_GIVEN REQUEST_
A line counts if it contains the word "done" at least once. State how many such lines the records contain, giving the number alone.
■ ■ ■ ■ ■ ■ ■
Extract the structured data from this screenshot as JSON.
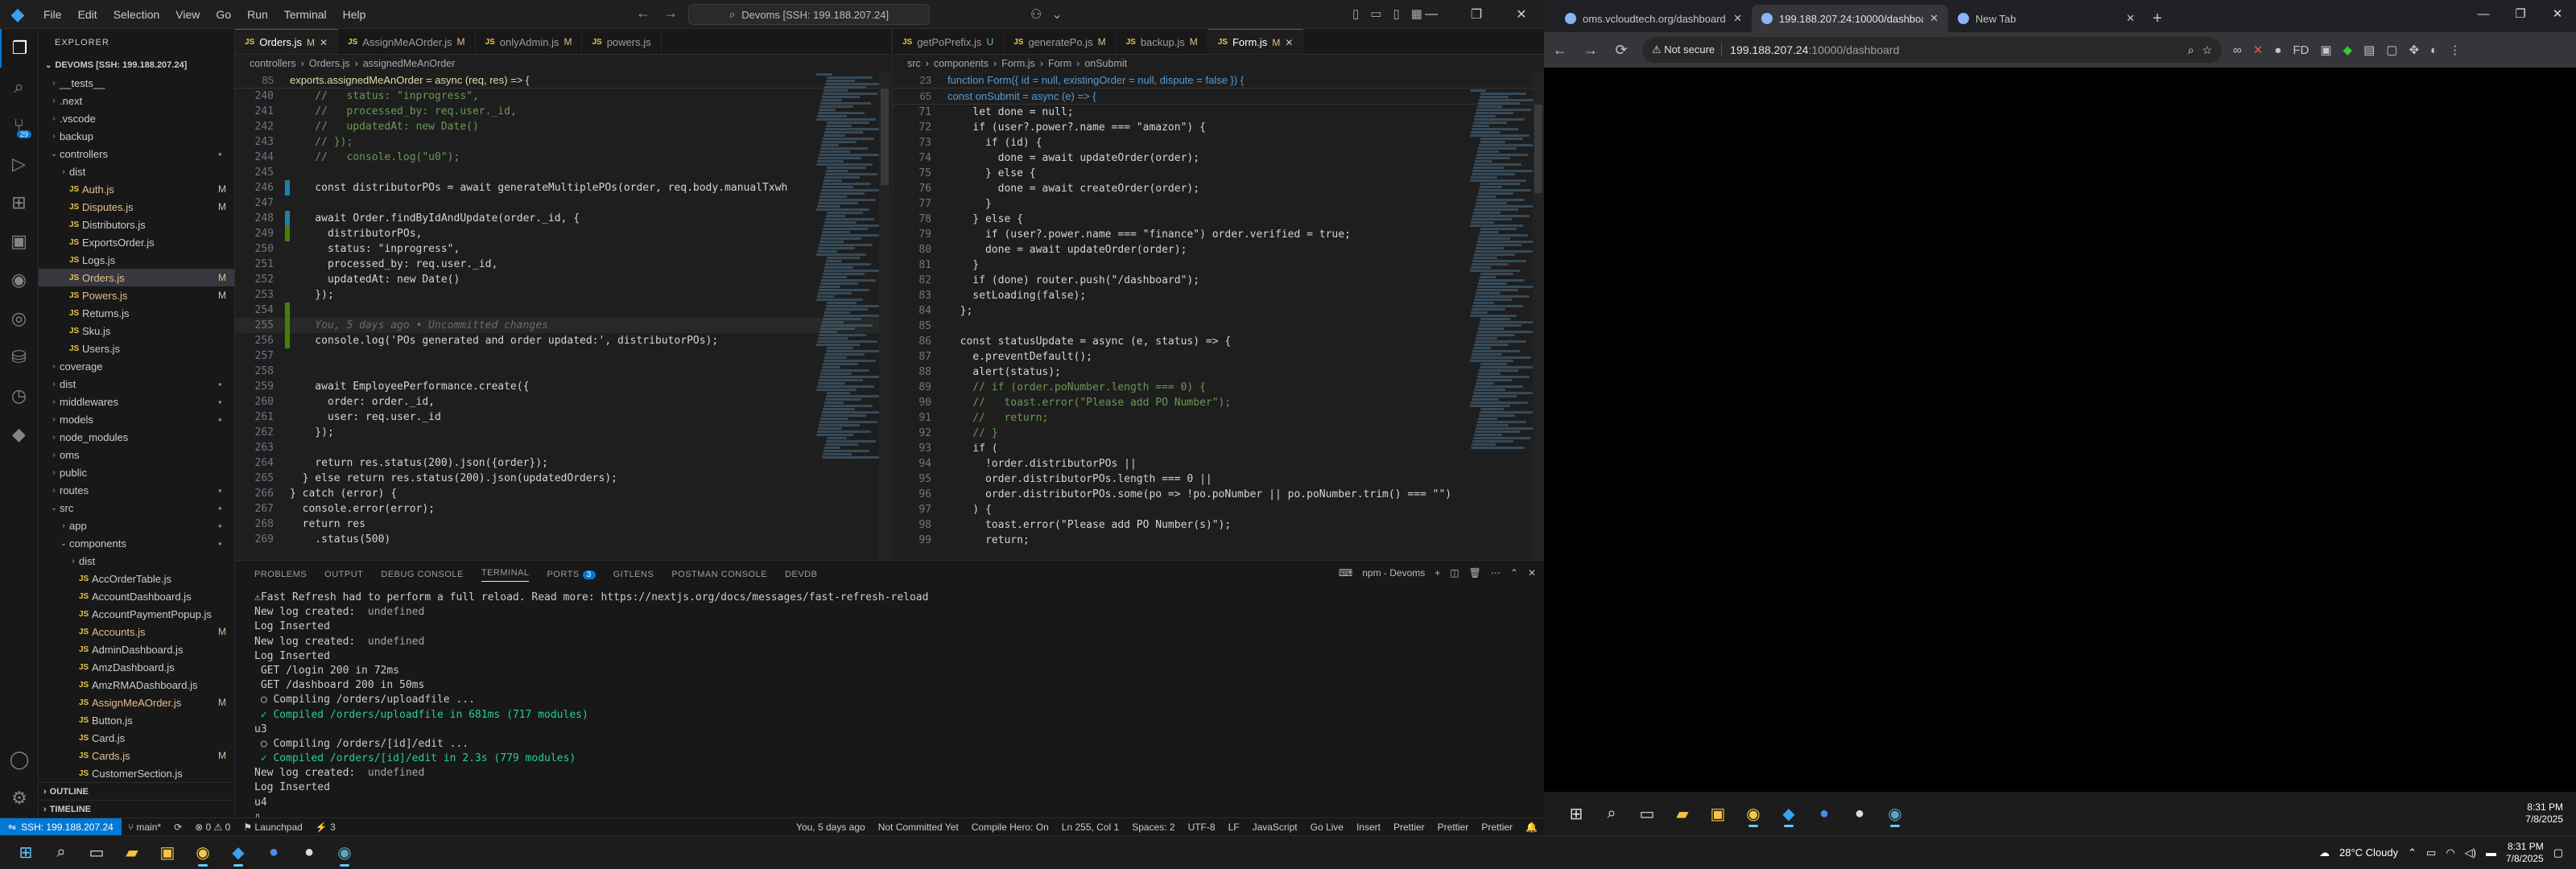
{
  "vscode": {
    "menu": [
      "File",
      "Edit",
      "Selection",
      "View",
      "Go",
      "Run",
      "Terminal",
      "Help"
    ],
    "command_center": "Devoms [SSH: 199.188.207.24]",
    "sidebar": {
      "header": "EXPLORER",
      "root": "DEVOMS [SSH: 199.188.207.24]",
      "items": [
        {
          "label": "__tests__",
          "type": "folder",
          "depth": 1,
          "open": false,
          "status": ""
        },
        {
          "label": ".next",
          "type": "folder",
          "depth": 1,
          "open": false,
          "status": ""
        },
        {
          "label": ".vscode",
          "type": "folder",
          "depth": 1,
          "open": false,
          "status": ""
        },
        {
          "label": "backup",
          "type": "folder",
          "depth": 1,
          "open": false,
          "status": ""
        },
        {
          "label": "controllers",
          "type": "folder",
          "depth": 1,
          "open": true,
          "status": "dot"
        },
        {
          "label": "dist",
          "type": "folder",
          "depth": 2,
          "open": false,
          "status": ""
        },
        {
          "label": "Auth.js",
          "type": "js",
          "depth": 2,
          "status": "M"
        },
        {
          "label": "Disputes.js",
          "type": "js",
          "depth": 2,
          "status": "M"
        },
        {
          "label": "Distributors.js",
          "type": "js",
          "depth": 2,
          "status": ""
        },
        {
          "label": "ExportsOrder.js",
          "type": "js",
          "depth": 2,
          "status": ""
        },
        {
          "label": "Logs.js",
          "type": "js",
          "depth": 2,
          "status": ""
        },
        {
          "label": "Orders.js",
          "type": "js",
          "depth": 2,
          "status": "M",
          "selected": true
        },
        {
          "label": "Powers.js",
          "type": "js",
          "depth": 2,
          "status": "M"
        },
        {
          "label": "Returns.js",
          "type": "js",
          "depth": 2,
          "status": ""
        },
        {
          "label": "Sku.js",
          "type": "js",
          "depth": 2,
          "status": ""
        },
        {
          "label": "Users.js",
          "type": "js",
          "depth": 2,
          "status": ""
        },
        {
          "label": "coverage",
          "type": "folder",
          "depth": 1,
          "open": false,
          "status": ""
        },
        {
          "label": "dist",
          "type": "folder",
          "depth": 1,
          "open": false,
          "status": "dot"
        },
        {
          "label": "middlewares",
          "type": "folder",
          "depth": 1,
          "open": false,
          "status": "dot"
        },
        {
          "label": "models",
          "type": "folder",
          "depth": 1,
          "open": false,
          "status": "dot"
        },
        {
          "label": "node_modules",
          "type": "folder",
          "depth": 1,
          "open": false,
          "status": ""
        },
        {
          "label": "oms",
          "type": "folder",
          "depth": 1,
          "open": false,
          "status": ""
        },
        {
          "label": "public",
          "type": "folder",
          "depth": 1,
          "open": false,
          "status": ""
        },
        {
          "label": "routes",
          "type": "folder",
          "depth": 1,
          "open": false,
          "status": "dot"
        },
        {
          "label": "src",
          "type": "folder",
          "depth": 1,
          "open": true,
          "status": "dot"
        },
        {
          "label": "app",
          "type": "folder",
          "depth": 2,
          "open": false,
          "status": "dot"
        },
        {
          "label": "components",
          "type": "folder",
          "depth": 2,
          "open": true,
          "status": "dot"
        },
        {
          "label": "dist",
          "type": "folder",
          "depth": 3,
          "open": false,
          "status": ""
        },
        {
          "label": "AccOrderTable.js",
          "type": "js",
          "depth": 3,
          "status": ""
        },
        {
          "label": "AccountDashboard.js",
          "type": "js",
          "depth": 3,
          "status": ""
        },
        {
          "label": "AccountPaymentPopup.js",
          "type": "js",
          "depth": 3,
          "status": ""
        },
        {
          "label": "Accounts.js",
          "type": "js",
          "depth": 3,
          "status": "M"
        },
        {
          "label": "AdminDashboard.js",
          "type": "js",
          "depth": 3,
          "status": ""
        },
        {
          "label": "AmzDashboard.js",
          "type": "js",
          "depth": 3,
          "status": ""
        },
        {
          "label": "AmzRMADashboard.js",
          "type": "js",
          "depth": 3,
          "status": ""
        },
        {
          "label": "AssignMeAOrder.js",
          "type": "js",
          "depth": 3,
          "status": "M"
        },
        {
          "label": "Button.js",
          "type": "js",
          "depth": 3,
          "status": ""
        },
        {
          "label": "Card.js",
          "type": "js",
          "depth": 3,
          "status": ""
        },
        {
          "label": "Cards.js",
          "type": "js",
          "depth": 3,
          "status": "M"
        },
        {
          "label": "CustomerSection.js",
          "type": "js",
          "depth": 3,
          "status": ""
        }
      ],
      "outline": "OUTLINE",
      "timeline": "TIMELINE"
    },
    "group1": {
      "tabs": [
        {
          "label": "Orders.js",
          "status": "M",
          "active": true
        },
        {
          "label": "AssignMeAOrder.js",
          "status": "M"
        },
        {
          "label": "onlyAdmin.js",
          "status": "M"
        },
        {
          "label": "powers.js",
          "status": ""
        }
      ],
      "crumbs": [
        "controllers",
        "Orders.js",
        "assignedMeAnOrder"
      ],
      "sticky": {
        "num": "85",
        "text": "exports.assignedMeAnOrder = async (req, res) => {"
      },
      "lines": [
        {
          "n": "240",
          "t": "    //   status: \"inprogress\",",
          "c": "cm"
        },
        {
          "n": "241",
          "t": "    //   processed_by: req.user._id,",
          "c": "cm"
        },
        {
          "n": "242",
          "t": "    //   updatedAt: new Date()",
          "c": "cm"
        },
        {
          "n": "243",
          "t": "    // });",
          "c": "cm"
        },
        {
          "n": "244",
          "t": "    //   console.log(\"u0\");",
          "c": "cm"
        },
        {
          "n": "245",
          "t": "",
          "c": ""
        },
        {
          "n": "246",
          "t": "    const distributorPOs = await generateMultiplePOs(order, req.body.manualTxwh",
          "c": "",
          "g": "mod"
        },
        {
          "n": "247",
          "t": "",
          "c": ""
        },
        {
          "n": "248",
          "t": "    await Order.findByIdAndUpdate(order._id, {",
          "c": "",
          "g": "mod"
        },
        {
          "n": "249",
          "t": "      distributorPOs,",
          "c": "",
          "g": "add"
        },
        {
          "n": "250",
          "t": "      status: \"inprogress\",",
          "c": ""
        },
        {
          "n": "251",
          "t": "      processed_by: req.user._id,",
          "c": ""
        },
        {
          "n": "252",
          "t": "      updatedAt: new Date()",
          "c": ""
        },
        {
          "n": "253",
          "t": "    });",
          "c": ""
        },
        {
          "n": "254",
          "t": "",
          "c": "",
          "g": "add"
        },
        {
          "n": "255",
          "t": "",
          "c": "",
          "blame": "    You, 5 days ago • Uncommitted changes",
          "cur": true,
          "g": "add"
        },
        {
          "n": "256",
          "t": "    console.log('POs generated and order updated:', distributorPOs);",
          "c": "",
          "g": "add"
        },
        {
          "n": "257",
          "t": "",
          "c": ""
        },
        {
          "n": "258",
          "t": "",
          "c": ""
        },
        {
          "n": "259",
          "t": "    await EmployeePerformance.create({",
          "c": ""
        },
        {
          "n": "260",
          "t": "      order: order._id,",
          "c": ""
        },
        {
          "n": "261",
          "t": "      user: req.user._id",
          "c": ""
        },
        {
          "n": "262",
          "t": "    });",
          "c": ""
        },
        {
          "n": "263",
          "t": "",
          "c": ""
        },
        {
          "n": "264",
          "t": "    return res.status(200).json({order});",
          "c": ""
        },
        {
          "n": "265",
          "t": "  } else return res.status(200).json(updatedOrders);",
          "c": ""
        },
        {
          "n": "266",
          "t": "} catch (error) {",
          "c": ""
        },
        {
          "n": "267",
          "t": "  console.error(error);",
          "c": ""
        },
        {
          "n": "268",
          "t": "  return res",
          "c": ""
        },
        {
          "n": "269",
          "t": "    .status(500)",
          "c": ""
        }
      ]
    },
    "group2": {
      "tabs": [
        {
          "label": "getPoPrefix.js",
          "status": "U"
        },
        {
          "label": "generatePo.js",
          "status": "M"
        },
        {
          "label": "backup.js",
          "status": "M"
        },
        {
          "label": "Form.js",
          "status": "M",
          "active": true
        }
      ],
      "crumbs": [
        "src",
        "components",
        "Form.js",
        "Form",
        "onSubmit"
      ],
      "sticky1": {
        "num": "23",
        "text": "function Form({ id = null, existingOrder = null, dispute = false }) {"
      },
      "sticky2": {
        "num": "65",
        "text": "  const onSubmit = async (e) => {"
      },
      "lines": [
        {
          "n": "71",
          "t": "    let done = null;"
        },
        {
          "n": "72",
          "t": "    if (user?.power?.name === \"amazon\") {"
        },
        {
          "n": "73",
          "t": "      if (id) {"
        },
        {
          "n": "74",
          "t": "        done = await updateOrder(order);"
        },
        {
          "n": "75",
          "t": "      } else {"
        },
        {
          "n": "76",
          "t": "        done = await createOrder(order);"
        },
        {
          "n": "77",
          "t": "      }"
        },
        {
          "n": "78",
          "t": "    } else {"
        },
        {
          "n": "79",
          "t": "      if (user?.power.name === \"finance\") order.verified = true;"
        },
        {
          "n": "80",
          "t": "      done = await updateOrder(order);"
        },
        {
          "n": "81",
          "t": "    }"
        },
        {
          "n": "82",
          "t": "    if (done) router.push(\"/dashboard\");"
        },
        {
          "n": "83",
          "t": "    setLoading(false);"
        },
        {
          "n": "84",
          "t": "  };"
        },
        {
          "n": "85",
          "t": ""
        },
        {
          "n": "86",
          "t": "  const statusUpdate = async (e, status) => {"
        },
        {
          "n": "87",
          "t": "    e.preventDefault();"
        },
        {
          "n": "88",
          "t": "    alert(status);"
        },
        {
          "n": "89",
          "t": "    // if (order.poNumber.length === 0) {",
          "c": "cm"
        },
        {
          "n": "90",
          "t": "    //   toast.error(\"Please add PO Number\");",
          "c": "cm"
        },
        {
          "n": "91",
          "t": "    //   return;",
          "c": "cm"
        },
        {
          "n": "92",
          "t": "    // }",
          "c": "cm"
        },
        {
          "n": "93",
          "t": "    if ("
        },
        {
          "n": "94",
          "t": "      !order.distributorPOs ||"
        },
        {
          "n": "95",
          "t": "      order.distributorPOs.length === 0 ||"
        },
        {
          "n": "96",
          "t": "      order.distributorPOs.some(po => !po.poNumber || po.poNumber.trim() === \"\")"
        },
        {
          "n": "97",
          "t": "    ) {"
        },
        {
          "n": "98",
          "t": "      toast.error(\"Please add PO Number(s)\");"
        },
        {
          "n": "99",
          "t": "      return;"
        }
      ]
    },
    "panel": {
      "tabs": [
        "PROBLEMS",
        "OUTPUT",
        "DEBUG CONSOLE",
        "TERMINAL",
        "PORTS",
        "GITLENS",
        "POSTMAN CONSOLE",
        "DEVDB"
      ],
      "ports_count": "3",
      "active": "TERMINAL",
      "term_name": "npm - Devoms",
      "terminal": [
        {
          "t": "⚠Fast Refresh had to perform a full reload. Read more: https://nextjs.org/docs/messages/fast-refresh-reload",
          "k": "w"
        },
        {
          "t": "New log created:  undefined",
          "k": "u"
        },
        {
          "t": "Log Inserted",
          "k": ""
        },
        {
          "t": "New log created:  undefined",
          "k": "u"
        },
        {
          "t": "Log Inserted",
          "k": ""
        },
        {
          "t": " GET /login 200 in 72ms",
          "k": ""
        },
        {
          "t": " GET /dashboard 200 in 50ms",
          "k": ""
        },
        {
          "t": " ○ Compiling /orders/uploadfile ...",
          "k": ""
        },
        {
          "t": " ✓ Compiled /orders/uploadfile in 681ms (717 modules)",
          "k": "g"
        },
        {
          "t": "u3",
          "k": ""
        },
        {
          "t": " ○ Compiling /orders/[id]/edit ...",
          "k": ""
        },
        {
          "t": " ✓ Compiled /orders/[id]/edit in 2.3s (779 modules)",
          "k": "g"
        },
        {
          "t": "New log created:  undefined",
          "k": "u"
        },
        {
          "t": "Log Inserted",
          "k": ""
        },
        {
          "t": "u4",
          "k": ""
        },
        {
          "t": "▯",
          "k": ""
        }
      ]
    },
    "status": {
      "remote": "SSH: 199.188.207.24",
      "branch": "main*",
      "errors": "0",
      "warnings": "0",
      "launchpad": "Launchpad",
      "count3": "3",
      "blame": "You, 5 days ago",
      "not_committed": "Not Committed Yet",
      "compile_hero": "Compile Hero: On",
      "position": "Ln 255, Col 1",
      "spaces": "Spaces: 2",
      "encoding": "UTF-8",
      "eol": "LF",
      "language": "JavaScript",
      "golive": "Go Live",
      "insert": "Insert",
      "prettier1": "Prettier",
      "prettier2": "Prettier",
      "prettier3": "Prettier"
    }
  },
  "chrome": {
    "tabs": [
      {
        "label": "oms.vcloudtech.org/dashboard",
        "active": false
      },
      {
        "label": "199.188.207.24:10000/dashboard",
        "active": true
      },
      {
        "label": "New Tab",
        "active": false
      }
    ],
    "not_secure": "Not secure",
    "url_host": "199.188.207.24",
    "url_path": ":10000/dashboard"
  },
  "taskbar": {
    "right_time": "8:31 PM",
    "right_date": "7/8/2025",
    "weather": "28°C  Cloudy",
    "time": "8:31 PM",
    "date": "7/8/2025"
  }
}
■ ■ ■ ■ ■ ■ ■
_CORRECT RESULT_
5